BEGIN INFORMATION GIVEN

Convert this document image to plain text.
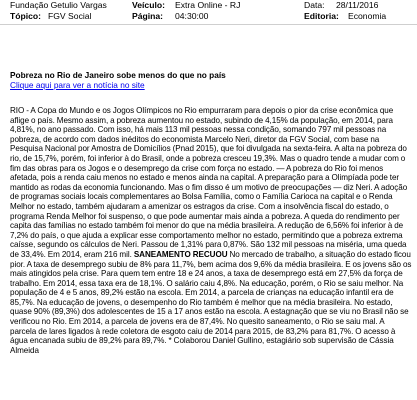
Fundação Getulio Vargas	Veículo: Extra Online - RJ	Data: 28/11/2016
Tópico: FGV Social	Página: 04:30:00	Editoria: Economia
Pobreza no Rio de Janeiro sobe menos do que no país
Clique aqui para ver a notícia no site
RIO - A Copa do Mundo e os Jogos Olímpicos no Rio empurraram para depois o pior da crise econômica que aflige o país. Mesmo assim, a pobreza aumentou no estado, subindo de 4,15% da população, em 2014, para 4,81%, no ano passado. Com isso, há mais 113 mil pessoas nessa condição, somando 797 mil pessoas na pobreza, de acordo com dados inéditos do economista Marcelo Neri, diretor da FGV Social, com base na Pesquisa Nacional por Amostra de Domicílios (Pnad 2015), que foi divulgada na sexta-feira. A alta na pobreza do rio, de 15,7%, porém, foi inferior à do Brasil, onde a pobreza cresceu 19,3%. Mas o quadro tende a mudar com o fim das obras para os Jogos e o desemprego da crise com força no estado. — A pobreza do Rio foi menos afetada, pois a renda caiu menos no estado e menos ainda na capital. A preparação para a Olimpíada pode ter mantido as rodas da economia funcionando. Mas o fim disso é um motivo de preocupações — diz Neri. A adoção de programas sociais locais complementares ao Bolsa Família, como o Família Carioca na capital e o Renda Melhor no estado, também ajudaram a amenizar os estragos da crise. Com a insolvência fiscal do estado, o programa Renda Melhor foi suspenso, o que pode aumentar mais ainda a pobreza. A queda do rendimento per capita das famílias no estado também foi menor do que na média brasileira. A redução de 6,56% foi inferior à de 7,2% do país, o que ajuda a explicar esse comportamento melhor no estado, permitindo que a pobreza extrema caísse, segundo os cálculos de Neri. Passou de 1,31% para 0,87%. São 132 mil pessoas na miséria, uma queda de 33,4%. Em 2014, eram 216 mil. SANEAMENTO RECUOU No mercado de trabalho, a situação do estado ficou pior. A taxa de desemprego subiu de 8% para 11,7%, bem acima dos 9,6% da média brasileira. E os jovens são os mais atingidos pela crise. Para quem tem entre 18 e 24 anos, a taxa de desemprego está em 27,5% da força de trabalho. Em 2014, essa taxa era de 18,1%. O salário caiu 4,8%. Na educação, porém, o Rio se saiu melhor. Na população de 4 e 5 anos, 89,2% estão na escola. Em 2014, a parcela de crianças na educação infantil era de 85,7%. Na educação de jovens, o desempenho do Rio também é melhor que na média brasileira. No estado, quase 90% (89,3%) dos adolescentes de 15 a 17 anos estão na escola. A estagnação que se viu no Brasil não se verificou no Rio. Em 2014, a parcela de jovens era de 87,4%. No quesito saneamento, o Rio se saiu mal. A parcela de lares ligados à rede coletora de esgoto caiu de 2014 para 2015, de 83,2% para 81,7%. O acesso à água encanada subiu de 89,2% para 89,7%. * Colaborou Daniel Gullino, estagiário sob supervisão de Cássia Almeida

END INFORMATION GIVEN
BEGIN INFORMATION GIVEN

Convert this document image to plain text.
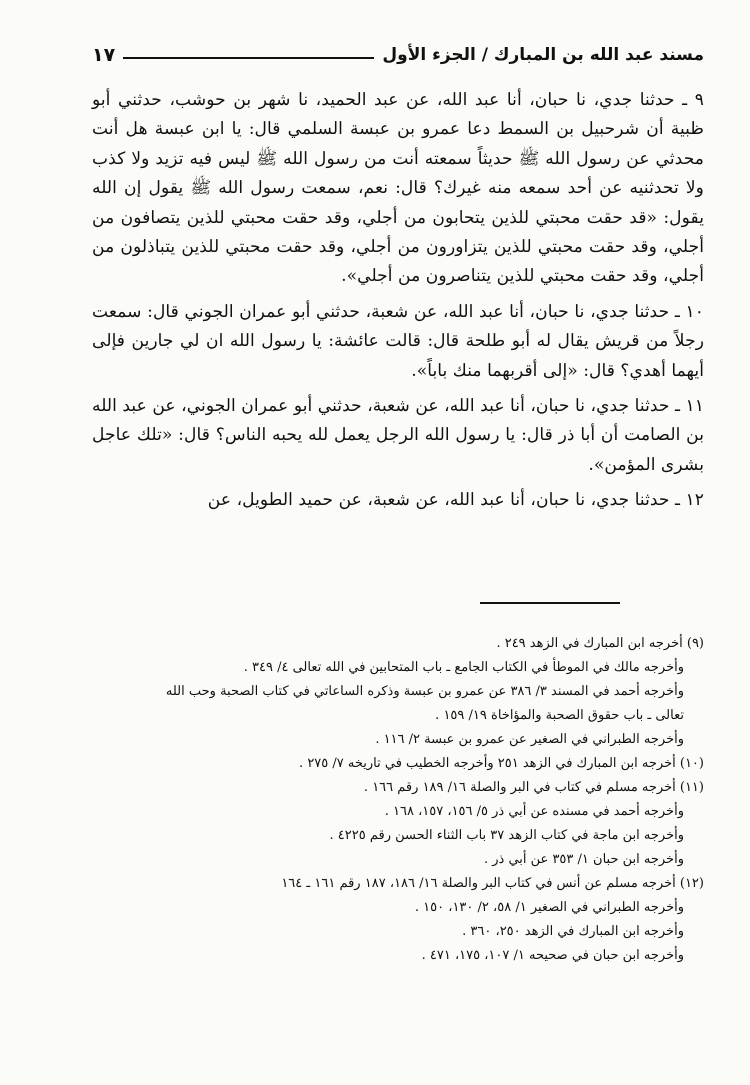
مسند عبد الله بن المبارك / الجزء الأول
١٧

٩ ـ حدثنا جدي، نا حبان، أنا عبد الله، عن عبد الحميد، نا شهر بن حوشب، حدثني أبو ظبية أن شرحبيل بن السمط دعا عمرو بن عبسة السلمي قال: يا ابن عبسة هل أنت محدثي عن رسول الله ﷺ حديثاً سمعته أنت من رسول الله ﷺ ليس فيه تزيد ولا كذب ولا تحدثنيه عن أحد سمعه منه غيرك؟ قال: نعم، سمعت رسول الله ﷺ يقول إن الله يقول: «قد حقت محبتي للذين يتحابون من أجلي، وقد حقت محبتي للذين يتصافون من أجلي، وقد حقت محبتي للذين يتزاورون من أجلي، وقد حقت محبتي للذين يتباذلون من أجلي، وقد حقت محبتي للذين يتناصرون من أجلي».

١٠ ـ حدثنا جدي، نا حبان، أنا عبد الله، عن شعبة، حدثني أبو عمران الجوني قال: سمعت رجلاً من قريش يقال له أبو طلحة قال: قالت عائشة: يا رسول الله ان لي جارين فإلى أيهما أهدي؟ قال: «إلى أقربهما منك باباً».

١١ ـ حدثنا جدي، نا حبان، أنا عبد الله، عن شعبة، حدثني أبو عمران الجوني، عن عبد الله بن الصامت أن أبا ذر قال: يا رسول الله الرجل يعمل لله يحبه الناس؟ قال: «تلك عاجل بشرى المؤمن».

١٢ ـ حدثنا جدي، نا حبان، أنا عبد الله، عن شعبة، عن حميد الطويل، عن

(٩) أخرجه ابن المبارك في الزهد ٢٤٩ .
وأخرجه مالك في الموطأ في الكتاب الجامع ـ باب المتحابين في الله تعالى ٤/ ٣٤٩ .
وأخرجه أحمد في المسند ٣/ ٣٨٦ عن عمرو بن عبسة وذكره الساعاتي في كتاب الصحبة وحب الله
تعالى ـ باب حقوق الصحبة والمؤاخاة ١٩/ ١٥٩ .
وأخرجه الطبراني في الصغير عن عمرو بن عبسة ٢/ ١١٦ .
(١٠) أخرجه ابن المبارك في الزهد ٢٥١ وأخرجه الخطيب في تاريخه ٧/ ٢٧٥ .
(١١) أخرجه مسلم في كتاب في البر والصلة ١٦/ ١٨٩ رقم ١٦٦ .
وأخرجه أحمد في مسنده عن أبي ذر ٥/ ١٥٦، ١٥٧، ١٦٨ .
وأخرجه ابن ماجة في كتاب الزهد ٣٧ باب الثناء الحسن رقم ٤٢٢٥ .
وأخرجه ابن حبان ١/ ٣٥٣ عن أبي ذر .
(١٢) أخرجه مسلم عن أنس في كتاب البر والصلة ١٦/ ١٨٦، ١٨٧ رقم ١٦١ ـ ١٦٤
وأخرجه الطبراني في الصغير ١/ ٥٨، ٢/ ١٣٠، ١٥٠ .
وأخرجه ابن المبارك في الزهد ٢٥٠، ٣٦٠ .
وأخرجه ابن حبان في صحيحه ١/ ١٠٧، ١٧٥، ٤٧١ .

END INFORMATION GIVEN

Find and copy each line above that includes the string "شعبة".

١٠ ـ حدثنا جدي، نا حبان، أنا عبد الله، عن شعبة، حدثني أبو عمران الجوني قال: سمعت رجلاً من قريش يقال له أبو طلحة قال: قالت عائشة: يا رسول الله ان لي جارين فإلى أيهما أهدي؟ قال: «إلى أقربهما منك باباً».
١١ ـ حدثنا جدي، نا حبان، أنا عبد الله، عن شعبة، حدثني أبو عمران الجوني، عن عبد الله بن الصامت أن أبا ذر قال: يا رسول الله الرجل يعمل لله يحبه الناس؟ قال: «تلك عاجل بشرى المؤمن».
١٢ ـ حدثنا جدي، نا حبان، أنا عبد الله، عن شعبة، عن حميد الطويل، عن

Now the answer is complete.